## What to do
Search the material for the string "screenshot", then return every line where it is found.

## Entries supplied
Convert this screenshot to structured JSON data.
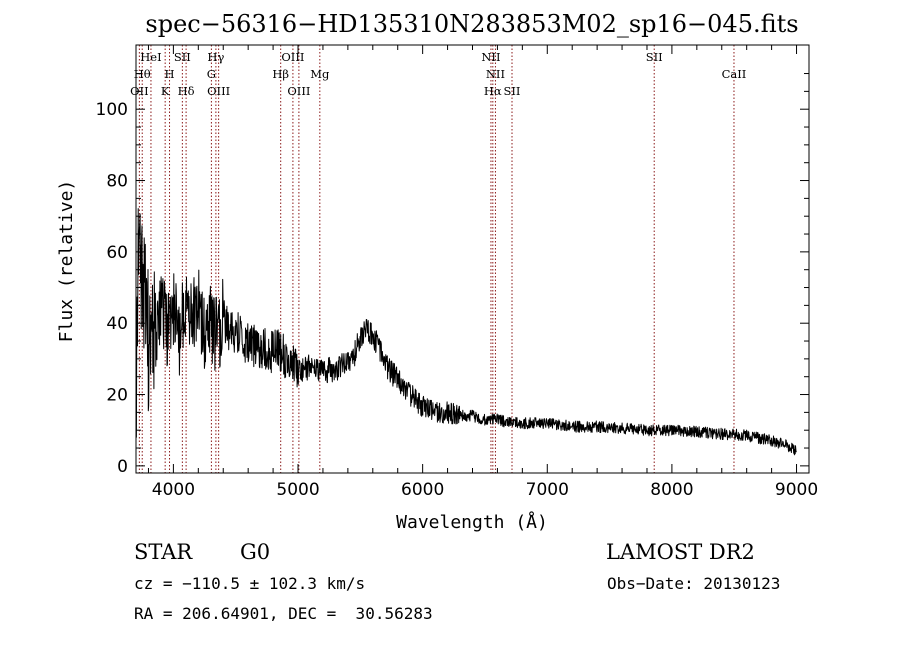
{
  "chart_data": {
    "type": "line",
    "title": "spec−56316−HD135310N283853M02_sp16−045.fits",
    "xlabel": "Wavelength (Å)",
    "ylabel": "Flux (relative)",
    "xlim": [
      3700,
      9100
    ],
    "ylim": [
      -2,
      118
    ],
    "xticks": [
      4000,
      5000,
      6000,
      7000,
      8000,
      9000
    ],
    "yticks": [
      0,
      20,
      40,
      60,
      80,
      100
    ],
    "grid": false,
    "line_color": "#000000",
    "marker_color": "#8b1a1a",
    "anchors": {
      "x": [
        3700,
        3715,
        3730,
        3745,
        3760,
        3780,
        3800,
        3830,
        3860,
        3900,
        3950,
        4000,
        4050,
        4100,
        4150,
        4200,
        4250,
        4300,
        4350,
        4400,
        4450,
        4500,
        4600,
        4700,
        4800,
        4850,
        4900,
        4950,
        5000,
        5050,
        5100,
        5150,
        5200,
        5250,
        5300,
        5350,
        5400,
        5450,
        5500,
        5550,
        5600,
        5650,
        5700,
        5750,
        5800,
        5850,
        5900,
        5950,
        6000,
        6100,
        6200,
        6300,
        6400,
        6500,
        6600,
        6700,
        6800,
        7000,
        7200,
        7400,
        7600,
        7800,
        8000,
        8200,
        8400,
        8600,
        8800,
        8900,
        9000
      ],
      "y": [
        10,
        60,
        50,
        55,
        42,
        52,
        35,
        48,
        38,
        45,
        38,
        44,
        36,
        48,
        40,
        46,
        38,
        40,
        36,
        42,
        37,
        38,
        34,
        33,
        32,
        33,
        30,
        30,
        26,
        27,
        28,
        27,
        26,
        27,
        27,
        28,
        29,
        31,
        36,
        38,
        37,
        33,
        29,
        26,
        25,
        22,
        20,
        18,
        17,
        15,
        15,
        14,
        14,
        13,
        13,
        12,
        12,
        12,
        11,
        11,
        10.5,
        10,
        10,
        9.5,
        9,
        8.5,
        7,
        6,
        4
      ]
    },
    "spectral_lines": [
      {
        "label": "OII",
        "x": 3727,
        "row": 3
      },
      {
        "label": "Hθ",
        "x": 3750,
        "row": 2
      },
      {
        "label": "HeI",
        "x": 3820,
        "row": 1
      },
      {
        "label": "K",
        "x": 3934,
        "row": 3
      },
      {
        "label": "H",
        "x": 3969,
        "row": 2
      },
      {
        "label": "SII",
        "x": 4072,
        "row": 1
      },
      {
        "label": "Hδ",
        "x": 4102,
        "row": 3
      },
      {
        "label": "G",
        "x": 4305,
        "row": 2
      },
      {
        "label": "Hγ",
        "x": 4341,
        "row": 1
      },
      {
        "label": "OIII",
        "x": 4363,
        "row": 3
      },
      {
        "label": "Hβ",
        "x": 4861,
        "row": 2
      },
      {
        "label": "OIII",
        "x": 4959,
        "row": 1
      },
      {
        "label": "OIII",
        "x": 5007,
        "row": 3
      },
      {
        "label": "Mg",
        "x": 5175,
        "row": 2
      },
      {
        "label": "NII",
        "x": 6548,
        "row": 1
      },
      {
        "label": "Hα",
        "x": 6563,
        "row": 3
      },
      {
        "label": "NII",
        "x": 6584,
        "row": 2
      },
      {
        "label": "SII",
        "x": 6717,
        "row": 3
      },
      {
        "label": "SII",
        "x": 7858,
        "row": 1
      },
      {
        "label": "CaII",
        "x": 8498,
        "row": 2
      }
    ]
  },
  "info": {
    "object_class": "STAR",
    "subclass": "G0",
    "survey": "LAMOST DR2",
    "velocity": "cz = −110.5 ± 102.3 km/s",
    "obs_date": "Obs−Date: 20130123",
    "coords": "RA = 206.64901, DEC =  30.56283"
  }
}
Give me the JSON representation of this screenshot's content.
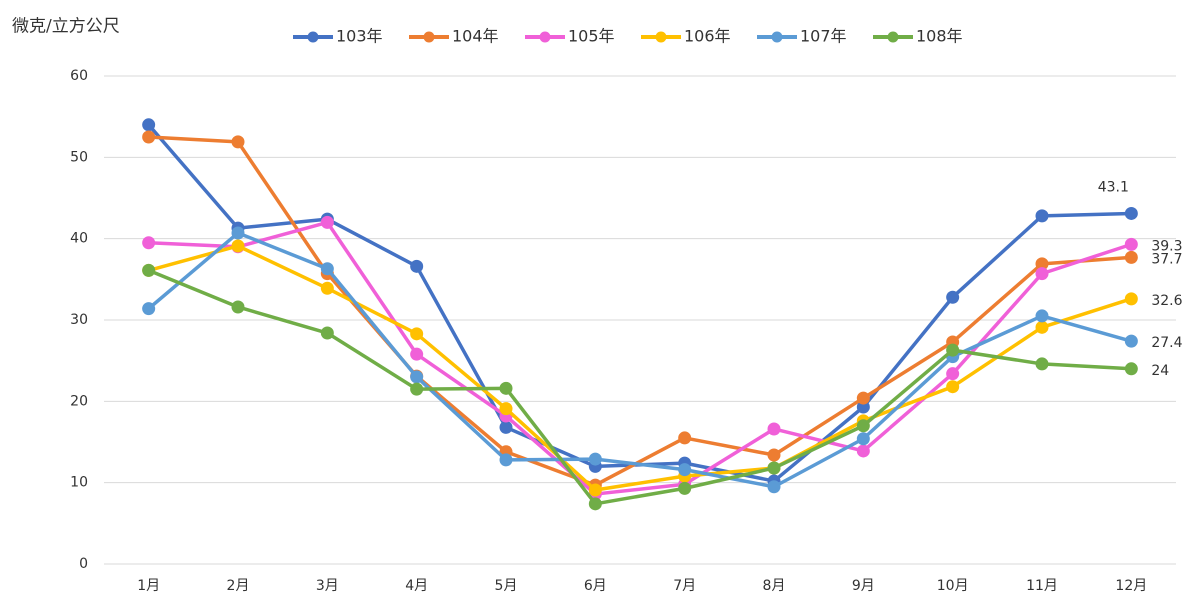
{
  "chart_data": {
    "type": "line",
    "y_axis_label": "微克/立方公尺",
    "categories": [
      "1月",
      "2月",
      "3月",
      "4月",
      "5月",
      "6月",
      "7月",
      "8月",
      "9月",
      "10月",
      "11月",
      "12月"
    ],
    "ylim": [
      0,
      60
    ],
    "yticks": [
      0,
      10,
      20,
      30,
      40,
      50,
      60
    ],
    "grid": true,
    "legend": "top",
    "series": [
      {
        "name": "103年",
        "color": "#4472c4",
        "values": [
          54.0,
          41.3,
          42.4,
          36.6,
          16.8,
          12.0,
          12.4,
          10.2,
          19.3,
          32.8,
          42.8,
          43.1
        ],
        "value_labels": [
          null,
          null,
          null,
          null,
          null,
          null,
          null,
          null,
          null,
          null,
          null,
          "43.1"
        ]
      },
      {
        "name": "104年",
        "color": "#ed7d31",
        "values": [
          52.5,
          51.9,
          35.7,
          23.1,
          13.8,
          9.7,
          15.5,
          13.4,
          20.4,
          27.3,
          36.9,
          37.7
        ],
        "value_labels": [
          null,
          null,
          null,
          null,
          null,
          null,
          null,
          null,
          null,
          null,
          null,
          "37.7"
        ]
      },
      {
        "name": "105年",
        "color": "#f060d8",
        "values": [
          39.5,
          39.0,
          42.0,
          25.8,
          18.2,
          8.6,
          9.8,
          16.6,
          13.9,
          23.4,
          35.7,
          39.3
        ],
        "value_labels": [
          null,
          null,
          null,
          null,
          null,
          null,
          null,
          null,
          null,
          null,
          null,
          "39.3"
        ]
      },
      {
        "name": "106年",
        "color": "#ffc000",
        "values": [
          36.1,
          39.1,
          33.9,
          28.3,
          19.1,
          9.1,
          10.8,
          11.8,
          17.6,
          21.8,
          29.1,
          32.6
        ],
        "value_labels": [
          null,
          null,
          null,
          null,
          null,
          null,
          null,
          null,
          null,
          null,
          null,
          "32.6"
        ]
      },
      {
        "name": "107年",
        "color": "#5b9bd5",
        "values": [
          31.4,
          40.7,
          36.3,
          23.0,
          12.8,
          12.9,
          11.6,
          9.5,
          15.4,
          25.5,
          30.5,
          27.4
        ],
        "value_labels": [
          null,
          null,
          null,
          null,
          null,
          null,
          null,
          null,
          null,
          null,
          null,
          "27.4"
        ]
      },
      {
        "name": "108年",
        "color": "#70ad47",
        "values": [
          36.1,
          31.6,
          28.4,
          21.5,
          21.6,
          7.4,
          9.3,
          11.8,
          17.0,
          26.3,
          24.6,
          24.0
        ],
        "value_labels": [
          null,
          null,
          null,
          null,
          null,
          null,
          null,
          null,
          null,
          null,
          null,
          "24"
        ]
      }
    ]
  }
}
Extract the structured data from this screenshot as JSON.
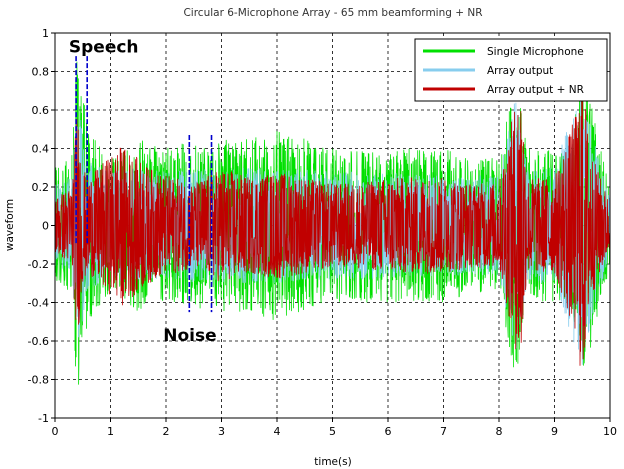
{
  "chart_data": {
    "type": "line",
    "title": "Circular 6-Microphone Array  - 65 mm beamforming + NR",
    "xlabel": "time(s)",
    "ylabel": "waveform",
    "xlim": [
      0,
      10
    ],
    "ylim": [
      -1,
      1
    ],
    "x_ticks": [
      "0",
      "1",
      "2",
      "3",
      "4",
      "5",
      "6",
      "7",
      "8",
      "9",
      "10"
    ],
    "y_ticks": [
      "-1",
      "-0.8",
      "-0.6",
      "-0.4",
      "-0.2",
      "0",
      "0.2",
      "0.4",
      "0.6",
      "0.8",
      "1"
    ],
    "grid": true,
    "legend_position": "top-right",
    "series": [
      {
        "name": "Single Microphone",
        "color": "#00e000",
        "envelope_x": [
          0,
          0.3,
          0.4,
          0.6,
          1.0,
          1.2,
          1.5,
          2.0,
          2.5,
          2.8,
          3.0,
          3.5,
          4.0,
          4.5,
          5.0,
          5.5,
          6.0,
          6.5,
          7.0,
          7.5,
          8.0,
          8.3,
          8.5,
          9.0,
          9.3,
          9.5,
          9.7,
          10.0
        ],
        "envelope_y": [
          0.3,
          0.35,
          0.9,
          0.5,
          0.35,
          0.4,
          0.45,
          0.4,
          0.45,
          0.4,
          0.45,
          0.45,
          0.5,
          0.45,
          0.4,
          0.4,
          0.4,
          0.4,
          0.4,
          0.35,
          0.35,
          0.8,
          0.4,
          0.4,
          0.4,
          0.85,
          0.6,
          0.2
        ]
      },
      {
        "name": "Array output",
        "color": "#87cdee",
        "envelope_x": [
          0,
          0.3,
          0.4,
          0.6,
          1.0,
          1.5,
          2.0,
          2.5,
          3.0,
          4.0,
          5.0,
          6.0,
          7.0,
          8.0,
          8.3,
          8.5,
          9.0,
          9.5,
          9.7,
          10.0
        ],
        "envelope_y": [
          0.22,
          0.25,
          0.65,
          0.35,
          0.28,
          0.3,
          0.28,
          0.3,
          0.3,
          0.3,
          0.28,
          0.28,
          0.26,
          0.26,
          0.7,
          0.3,
          0.3,
          0.75,
          0.45,
          0.15
        ]
      },
      {
        "name": "Array output + NR",
        "color": "#c00000",
        "envelope_x": [
          0,
          0.3,
          0.4,
          0.5,
          0.6,
          1.2,
          1.8,
          2.5,
          3.0,
          3.5,
          4.0,
          4.5,
          5.0,
          5.5,
          6.0,
          6.5,
          7.0,
          7.5,
          8.0,
          8.3,
          8.4,
          8.5,
          9.0,
          9.4,
          9.5,
          9.6,
          9.7,
          10.0
        ],
        "envelope_y": [
          0.15,
          0.2,
          0.62,
          0.3,
          0.25,
          0.42,
          0.28,
          0.22,
          0.3,
          0.25,
          0.28,
          0.25,
          0.22,
          0.22,
          0.25,
          0.25,
          0.25,
          0.22,
          0.22,
          0.65,
          0.75,
          0.25,
          0.25,
          0.6,
          0.85,
          0.5,
          0.35,
          0.12
        ]
      }
    ],
    "annotations": [
      {
        "text": "Speech",
        "x": 0.25,
        "y": 0.93,
        "band": [
          0.38,
          0.58
        ]
      },
      {
        "text": "Noise",
        "x": 1.95,
        "y": -0.57,
        "band": [
          2.42,
          2.82
        ]
      }
    ]
  }
}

## Result
Convert this screenshot to structured JSON data.
Give me the JSON representation of this screenshot's content.
Extract the structured data from this screenshot as JSON.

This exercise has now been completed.